## EXCERPTED DATA
## BEGIN
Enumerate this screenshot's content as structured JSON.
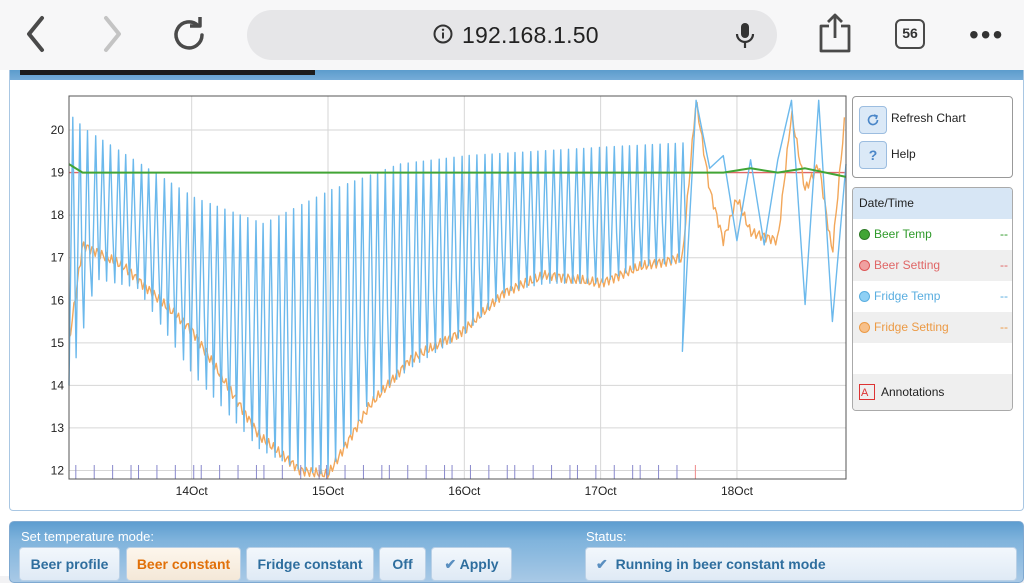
{
  "browser": {
    "url": "192.168.1.50",
    "tab_count": "56",
    "icons": [
      "back-icon",
      "forward-icon",
      "reload-icon",
      "info-icon",
      "microphone-icon",
      "share-icon",
      "more-icon"
    ]
  },
  "legend": {
    "refresh_label": "Refresh Chart",
    "help_label": "Help",
    "help_glyph": "?",
    "header": "Date/Time",
    "series": [
      {
        "name": "Beer Temp",
        "value": "--",
        "color": "#41a535"
      },
      {
        "name": "Beer Setting",
        "value": "--",
        "color": "#e06666"
      },
      {
        "name": "Fridge Temp",
        "value": "--",
        "color": "#6cb9ec"
      },
      {
        "name": "Fridge Setting",
        "value": "--",
        "color": "#f2a75a"
      }
    ],
    "annotations_label": "Annotations",
    "annotations_glyph": "A"
  },
  "chart_data": {
    "type": "line",
    "x_ticks": [
      "14Oct",
      "15Oct",
      "16Oct",
      "17Oct",
      "18Oct"
    ],
    "y_ticks": [
      12,
      13,
      14,
      15,
      16,
      17,
      18,
      19,
      20
    ],
    "ylim": [
      11.8,
      20.8
    ],
    "xlim": [
      13.1,
      18.8
    ],
    "grid": true,
    "series": [
      {
        "name": "Beer Temp",
        "color": "#41a535",
        "x": [
          13.1,
          13.2,
          13.3,
          14,
          15,
          16,
          17,
          17.6,
          17.9,
          18.1,
          18.3,
          18.5,
          18.8
        ],
        "y": [
          19.2,
          19.0,
          19.0,
          19.0,
          19.0,
          19.0,
          19.0,
          19.0,
          19.0,
          19.1,
          19.0,
          19.1,
          18.9
        ]
      },
      {
        "name": "Beer Setting",
        "color": "#e06666",
        "x": [
          13.1,
          18.8
        ],
        "y": [
          19.0,
          19.0
        ]
      },
      {
        "name": "Fridge Setting",
        "color": "#f2a75a",
        "x": [
          13.1,
          13.2,
          13.5,
          14.0,
          14.5,
          14.8,
          15.0,
          15.3,
          15.6,
          16.0,
          16.3,
          16.6,
          17.0,
          17.3,
          17.6,
          17.7,
          17.8,
          17.9,
          18.0,
          18.1,
          18.2,
          18.3,
          18.4,
          18.5,
          18.6,
          18.7,
          18.8
        ],
        "y": [
          15.0,
          17.3,
          16.8,
          15.3,
          12.8,
          12.0,
          11.9,
          13.5,
          14.6,
          15.3,
          16.2,
          16.6,
          16.4,
          16.8,
          17.0,
          20.7,
          18.6,
          17.4,
          18.4,
          17.6,
          17.5,
          17.4,
          20.4,
          18.6,
          19.2,
          17.1,
          20.6
        ]
      },
      {
        "name": "Fridge Temp",
        "color": "#6cb9ec",
        "kind": "oscillating",
        "lower_x": [
          13.1,
          13.3,
          13.6,
          14.0,
          14.5,
          14.8,
          15.0,
          15.3,
          15.6,
          16.0,
          16.3,
          16.6,
          17.0,
          17.3,
          17.6
        ],
        "lower_y": [
          14.0,
          16.5,
          16.3,
          14.3,
          12.5,
          12.0,
          11.9,
          13.6,
          14.4,
          15.2,
          16.2,
          16.4,
          16.4,
          16.8,
          16.9
        ],
        "upper_x": [
          13.1,
          13.2,
          13.4,
          13.6,
          14.0,
          14.5,
          15.0,
          15.5,
          16.0,
          16.5,
          17.0,
          17.6
        ],
        "upper_y": [
          20.3,
          20.0,
          19.6,
          19.2,
          18.4,
          17.8,
          18.6,
          19.2,
          19.4,
          19.5,
          19.6,
          19.7
        ],
        "tail_x": [
          17.6,
          17.7,
          17.8,
          17.9,
          18.0,
          18.1,
          18.2,
          18.3,
          18.4,
          18.5,
          18.6,
          18.7,
          18.8
        ],
        "tail_y": [
          14.8,
          20.7,
          19.1,
          19.4,
          17.4,
          19.3,
          17.3,
          19.3,
          20.7,
          15.9,
          20.7,
          15.5,
          19.2
        ]
      }
    ]
  },
  "controls": {
    "title": "Set temperature mode:",
    "modes": [
      "Beer profile",
      "Beer constant",
      "Fridge constant",
      "Off"
    ],
    "active_mode": "Beer constant",
    "apply_label": "Apply",
    "status_title": "Status:",
    "status_text": "Running in beer constant mode"
  }
}
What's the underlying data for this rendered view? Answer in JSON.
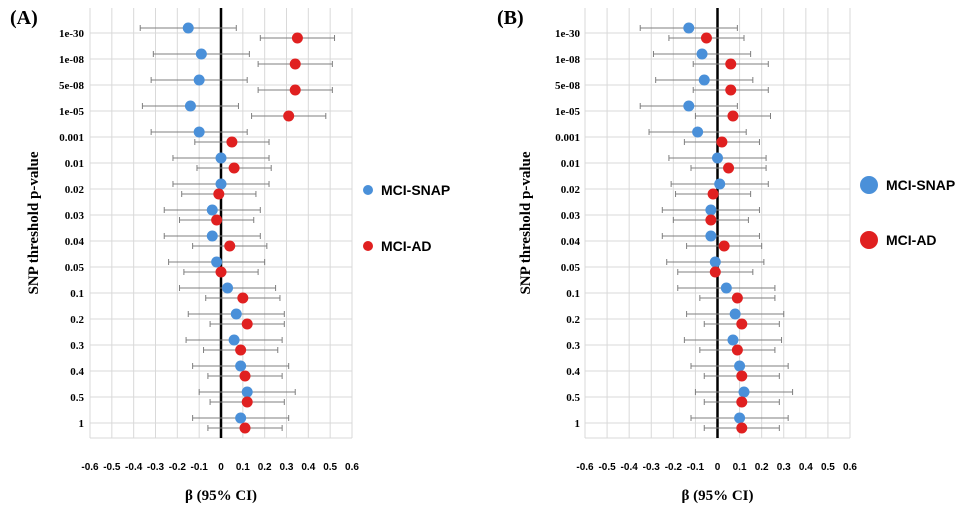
{
  "colors": {
    "snap": "#4a90d9",
    "ad": "#e02020",
    "grid": "#d9d9d9",
    "whisker": "#7f7f7f"
  },
  "legend": [
    {
      "name": "MCI-SNAP",
      "color": "#4a90d9"
    },
    {
      "name": "MCI-AD",
      "color": "#e02020"
    }
  ],
  "chart_data": [
    {
      "type": "forest",
      "panel_label": "(A)",
      "xlabel": "β (95% CI)",
      "ylabel": "SNP threshold p-value",
      "xlim": [
        -0.6,
        0.6
      ],
      "xticks": [
        "-0.6",
        "-0.5",
        "-0.4",
        "-0.3",
        "-0.2",
        "-0.1",
        "0",
        "0.1",
        "0.2",
        "0.3",
        "0.4",
        "0.5",
        "0.6"
      ],
      "categories": [
        "1e-30",
        "1e-08",
        "5e-08",
        "1e-05",
        "0.001",
        "0.01",
        "0.02",
        "0.03",
        "0.04",
        "0.05",
        "0.1",
        "0.2",
        "0.3",
        "0.4",
        "0.5",
        "1"
      ],
      "legend_position": "right",
      "series": [
        {
          "name": "MCI-SNAP",
          "color": "#4a90d9",
          "beta": [
            -0.15,
            -0.09,
            -0.1,
            -0.14,
            -0.1,
            0.0,
            0.0,
            -0.04,
            -0.04,
            -0.02,
            0.03,
            0.07,
            0.06,
            0.09,
            0.12,
            0.09
          ],
          "lower": [
            -0.37,
            -0.31,
            -0.32,
            -0.36,
            -0.32,
            -0.22,
            -0.22,
            -0.26,
            -0.26,
            -0.24,
            -0.19,
            -0.15,
            -0.16,
            -0.13,
            -0.1,
            -0.13
          ],
          "upper": [
            0.07,
            0.13,
            0.12,
            0.08,
            0.12,
            0.22,
            0.22,
            0.18,
            0.18,
            0.2,
            0.25,
            0.29,
            0.28,
            0.31,
            0.34,
            0.31
          ]
        },
        {
          "name": "MCI-AD",
          "color": "#e02020",
          "beta": [
            0.35,
            0.34,
            0.34,
            0.31,
            0.05,
            0.06,
            -0.01,
            -0.02,
            0.04,
            0.0,
            0.1,
            0.12,
            0.09,
            0.11,
            0.12,
            0.11
          ],
          "lower": [
            0.18,
            0.17,
            0.17,
            0.14,
            -0.12,
            -0.11,
            -0.18,
            -0.19,
            -0.13,
            -0.17,
            -0.07,
            -0.05,
            -0.08,
            -0.06,
            -0.05,
            -0.06
          ],
          "upper": [
            0.52,
            0.51,
            0.51,
            0.48,
            0.22,
            0.23,
            0.16,
            0.15,
            0.21,
            0.17,
            0.27,
            0.29,
            0.26,
            0.28,
            0.29,
            0.28
          ]
        }
      ]
    },
    {
      "type": "forest",
      "panel_label": "(B)",
      "xlabel": "β (95% CI)",
      "ylabel": "SNP threshold p-value",
      "xlim": [
        -0.6,
        0.6
      ],
      "xticks": [
        "-0.6",
        "-0.5",
        "-0.4",
        "-0.3",
        "-0.2",
        "-0.1",
        "0",
        "0.1",
        "0.2",
        "0.3",
        "0.4",
        "0.5",
        "0.6"
      ],
      "categories": [
        "1e-30",
        "1e-08",
        "5e-08",
        "1e-05",
        "0.001",
        "0.01",
        "0.02",
        "0.03",
        "0.04",
        "0.05",
        "0.1",
        "0.2",
        "0.3",
        "0.4",
        "0.5",
        "1"
      ],
      "legend_position": "right",
      "series": [
        {
          "name": "MCI-SNAP",
          "color": "#4a90d9",
          "beta": [
            -0.13,
            -0.07,
            -0.06,
            -0.13,
            -0.09,
            0.0,
            0.01,
            -0.03,
            -0.03,
            -0.01,
            0.04,
            0.08,
            0.07,
            0.1,
            0.12,
            0.1
          ],
          "lower": [
            -0.35,
            -0.29,
            -0.28,
            -0.35,
            -0.31,
            -0.22,
            -0.21,
            -0.25,
            -0.25,
            -0.23,
            -0.18,
            -0.14,
            -0.15,
            -0.12,
            -0.1,
            -0.12
          ],
          "upper": [
            0.09,
            0.15,
            0.16,
            0.09,
            0.13,
            0.22,
            0.23,
            0.19,
            0.19,
            0.21,
            0.26,
            0.3,
            0.29,
            0.32,
            0.34,
            0.32
          ]
        },
        {
          "name": "MCI-AD",
          "color": "#e02020",
          "beta": [
            -0.05,
            0.06,
            0.06,
            0.07,
            0.02,
            0.05,
            -0.02,
            -0.03,
            0.03,
            -0.01,
            0.09,
            0.11,
            0.09,
            0.11,
            0.11,
            0.11
          ],
          "lower": [
            -0.22,
            -0.11,
            -0.11,
            -0.1,
            -0.15,
            -0.12,
            -0.19,
            -0.2,
            -0.14,
            -0.18,
            -0.08,
            -0.06,
            -0.08,
            -0.06,
            -0.06,
            -0.06
          ],
          "upper": [
            0.12,
            0.23,
            0.23,
            0.24,
            0.19,
            0.22,
            0.15,
            0.14,
            0.2,
            0.16,
            0.26,
            0.28,
            0.26,
            0.28,
            0.28,
            0.28
          ]
        }
      ]
    }
  ]
}
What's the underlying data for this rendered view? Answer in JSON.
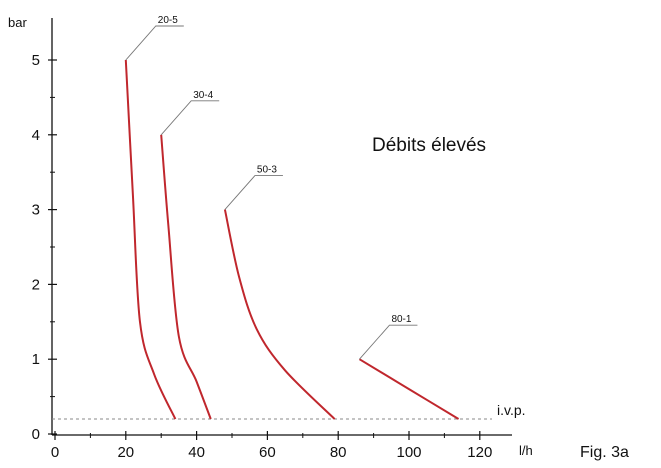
{
  "chart_data": {
    "type": "line",
    "xlabel": "l/h",
    "ylabel": "bar",
    "xlim": [
      0,
      125
    ],
    "ylim": [
      0,
      5.5
    ],
    "x_ticks": [
      0,
      20,
      40,
      60,
      80,
      100,
      120
    ],
    "y_ticks": [
      0,
      1,
      2,
      3,
      4,
      5
    ],
    "grid": false,
    "line_color": "#c0272d",
    "series": [
      {
        "name": "20-5",
        "points": [
          [
            20,
            5.0
          ],
          [
            22,
            3.2
          ],
          [
            24,
            1.5
          ],
          [
            28,
            0.8
          ],
          [
            34,
            0.2
          ]
        ]
      },
      {
        "name": "30-4",
        "points": [
          [
            30,
            4.0
          ],
          [
            32,
            2.8
          ],
          [
            35,
            1.3
          ],
          [
            40,
            0.7
          ],
          [
            44,
            0.2
          ]
        ]
      },
      {
        "name": "50-3",
        "points": [
          [
            48,
            3.0
          ],
          [
            52,
            2.1
          ],
          [
            57,
            1.4
          ],
          [
            65,
            0.85
          ],
          [
            79,
            0.2
          ]
        ]
      },
      {
        "name": "80-1",
        "points": [
          [
            86,
            1.0
          ],
          [
            100,
            0.6
          ],
          [
            114,
            0.2
          ]
        ]
      }
    ],
    "reference_line": {
      "label": "i.v.p.",
      "y": 0.2,
      "style": "dashed"
    },
    "annotation": "Débits élevés",
    "figure_label": "Fig. 3a"
  }
}
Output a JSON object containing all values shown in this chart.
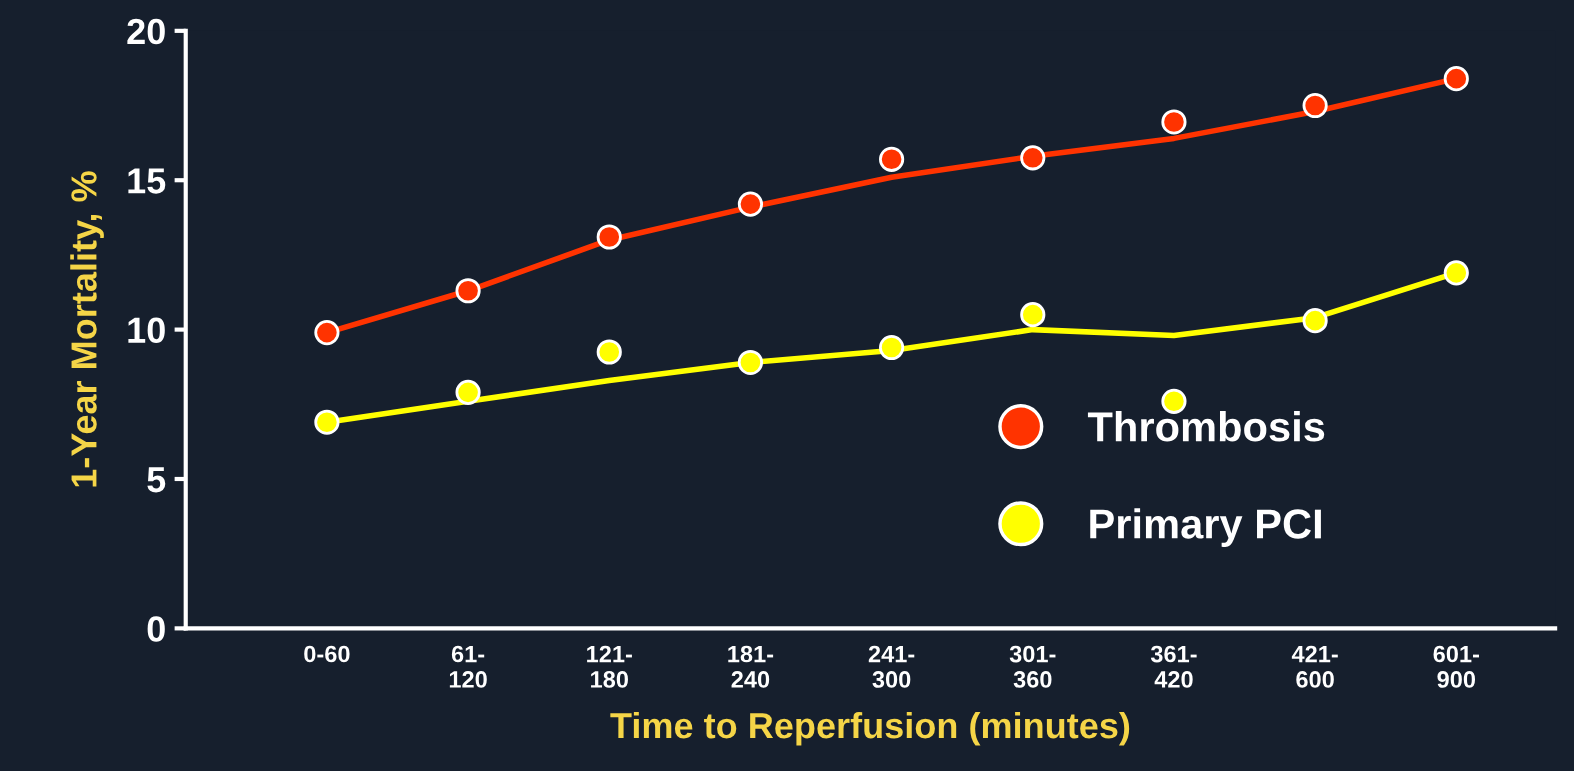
{
  "chart_data": {
    "type": "line",
    "xlabel": "Time to Reperfusion (minutes)",
    "ylabel": "1-Year Mortality, %",
    "categories": [
      "0-60",
      "61-\n120",
      "121-\n180",
      "181-\n240",
      "241-\n300",
      "301-\n360",
      "361-\n420",
      "421-\n600",
      "601-\n900"
    ],
    "ylim": [
      0,
      20
    ],
    "yticks": [
      0,
      5,
      10,
      15,
      20
    ],
    "grid": false,
    "legend": "right",
    "series": [
      {
        "color": "#ff3300",
        "values": [
          9.9,
          11.3,
          13.0,
          14.1,
          15.1,
          15.8,
          16.4,
          17.3,
          18.4
        ]
      },
      {
        "color": "#ffff00",
        "values": [
          6.9,
          7.6,
          8.3,
          8.9,
          9.3,
          10.0,
          9.8,
          10.4,
          11.9
        ]
      },
      {
        "type": "scatter",
        "name": "Thrombosis",
        "color": "#ff3300",
        "marker": "circle",
        "values": [
          9.9,
          11.3,
          13.1,
          14.2,
          15.7,
          15.75,
          16.95,
          17.5,
          18.4
        ]
      },
      {
        "type": "scatter",
        "name": "Primary PCI",
        "color": "#ffff00",
        "marker": "circle",
        "values": [
          6.9,
          7.9,
          9.25,
          8.9,
          9.4,
          10.5,
          7.6,
          10.3,
          11.9
        ]
      }
    ]
  }
}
## END
## SET PROBLEM
Filter the entries down to the lines with the word "JSON" in them.

## SOLUTION
Enumerate this screenshot's content as structured JSON.
What's the underlying data for this rendered view? Answer in JSON.
What's the underlying data for this rendered view? Answer in JSON.
Output a JSON object containing all values shown in this chart.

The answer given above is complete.